* _Task details_:
Copy the data precisely, character for character, and leave out every picture.

Extracted records:
------------------------

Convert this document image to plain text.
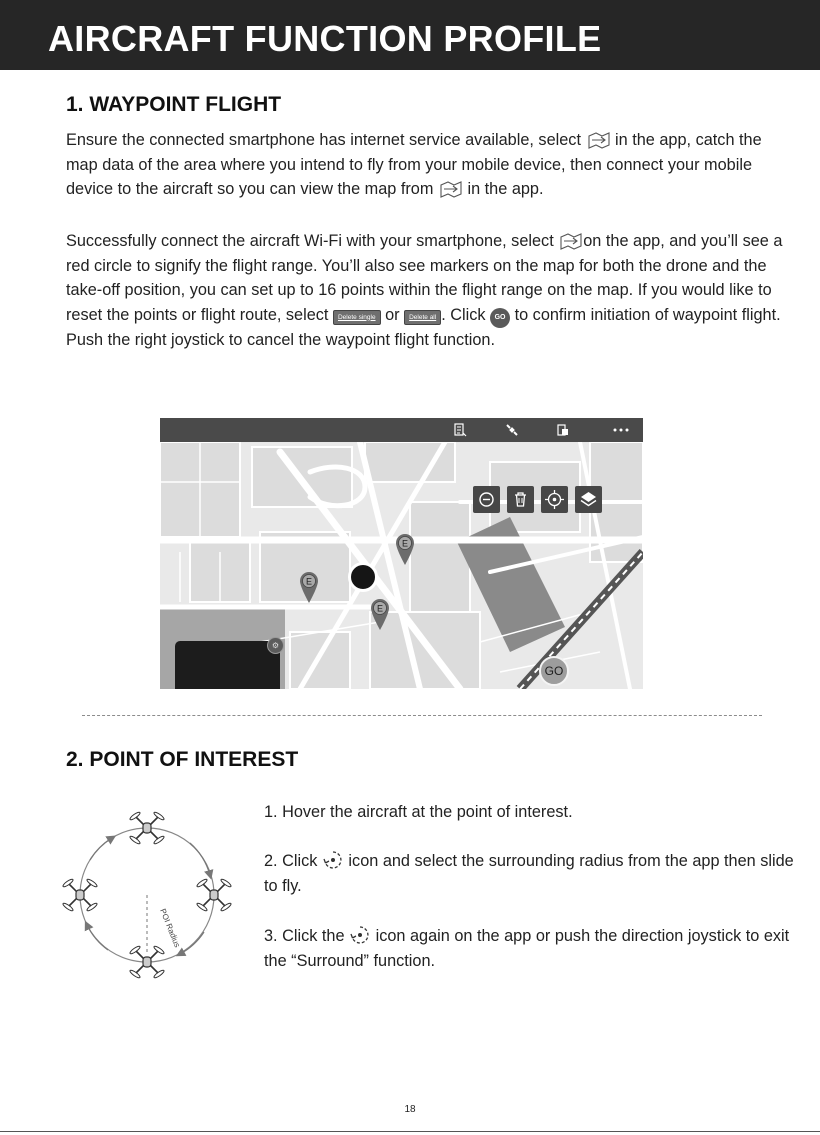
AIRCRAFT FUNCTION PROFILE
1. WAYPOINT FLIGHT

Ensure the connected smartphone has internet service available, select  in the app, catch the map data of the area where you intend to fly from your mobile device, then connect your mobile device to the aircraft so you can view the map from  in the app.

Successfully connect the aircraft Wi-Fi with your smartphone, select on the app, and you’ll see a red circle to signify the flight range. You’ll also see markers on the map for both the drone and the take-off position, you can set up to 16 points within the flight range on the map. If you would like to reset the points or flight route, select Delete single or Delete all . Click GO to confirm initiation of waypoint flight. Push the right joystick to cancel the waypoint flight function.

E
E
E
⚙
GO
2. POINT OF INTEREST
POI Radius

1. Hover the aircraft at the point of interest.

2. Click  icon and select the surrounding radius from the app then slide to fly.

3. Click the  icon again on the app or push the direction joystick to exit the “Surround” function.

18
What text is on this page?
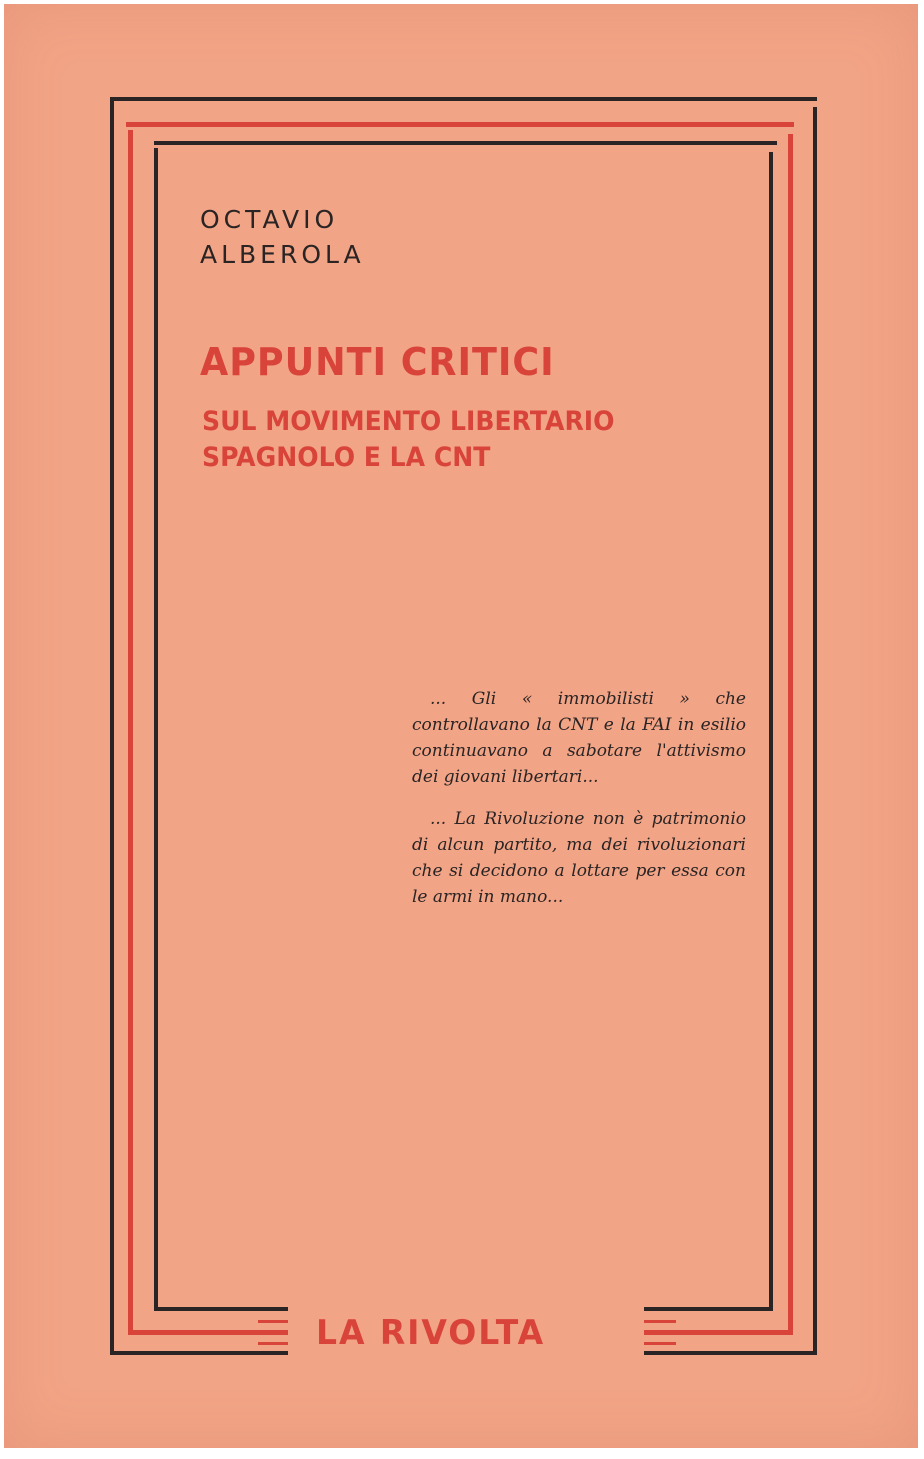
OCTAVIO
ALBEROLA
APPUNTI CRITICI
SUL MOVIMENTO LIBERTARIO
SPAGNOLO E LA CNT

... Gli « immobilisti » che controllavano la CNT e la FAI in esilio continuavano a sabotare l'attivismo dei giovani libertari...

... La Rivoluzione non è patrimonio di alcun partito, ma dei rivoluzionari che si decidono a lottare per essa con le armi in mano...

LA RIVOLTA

------------------------

* _Correct result_:
Convert this document image to plain text.
AIRCRAFT FUNCTION PROFILE
1. WAYPOINT FLIGHT

Ensure the connected smartphone has internet service available, select  in the app, catch the map data of the area where you intend to fly from your mobile device, then connect your mobile device to the aircraft so you can view the map from  in the app.

Successfully connect the aircraft Wi-Fi with your smartphone, select on the app, and you’ll see a red circle to signify the flight range. You’ll also see markers on the map for both the drone and the take-off position, you can set up to 16 points within the flight range on the map. If you would like to reset the points or flight route, select Delete single or Delete all . Click GO to confirm initiation of waypoint flight. Push the right joystick to cancel the waypoint flight function.

E
E
E
⚙
GO
2. POINT OF INTEREST
POI Radius

1. Hover the aircraft at the point of interest.

2. Click  icon and select the surrounding radius from the app then slide to fly.

3. Click the  icon again on the app or push the direction joystick to exit the “Surround” function.

18
What text is on this page?
OCTAVIO
ALBEROLA
APPUNTI CRITICI
SUL MOVIMENTO LIBERTARIO
SPAGNOLO E LA CNT

... Gli « immobilisti » che controllavano la CNT e la FAI in esilio continuavano a sabotare l'attivismo dei giovani libertari...

... La Rivoluzione non è patrimonio di alcun partito, ma dei rivoluzionari che si decidono a lottare per essa con le armi in mano...

LA RIVOLTA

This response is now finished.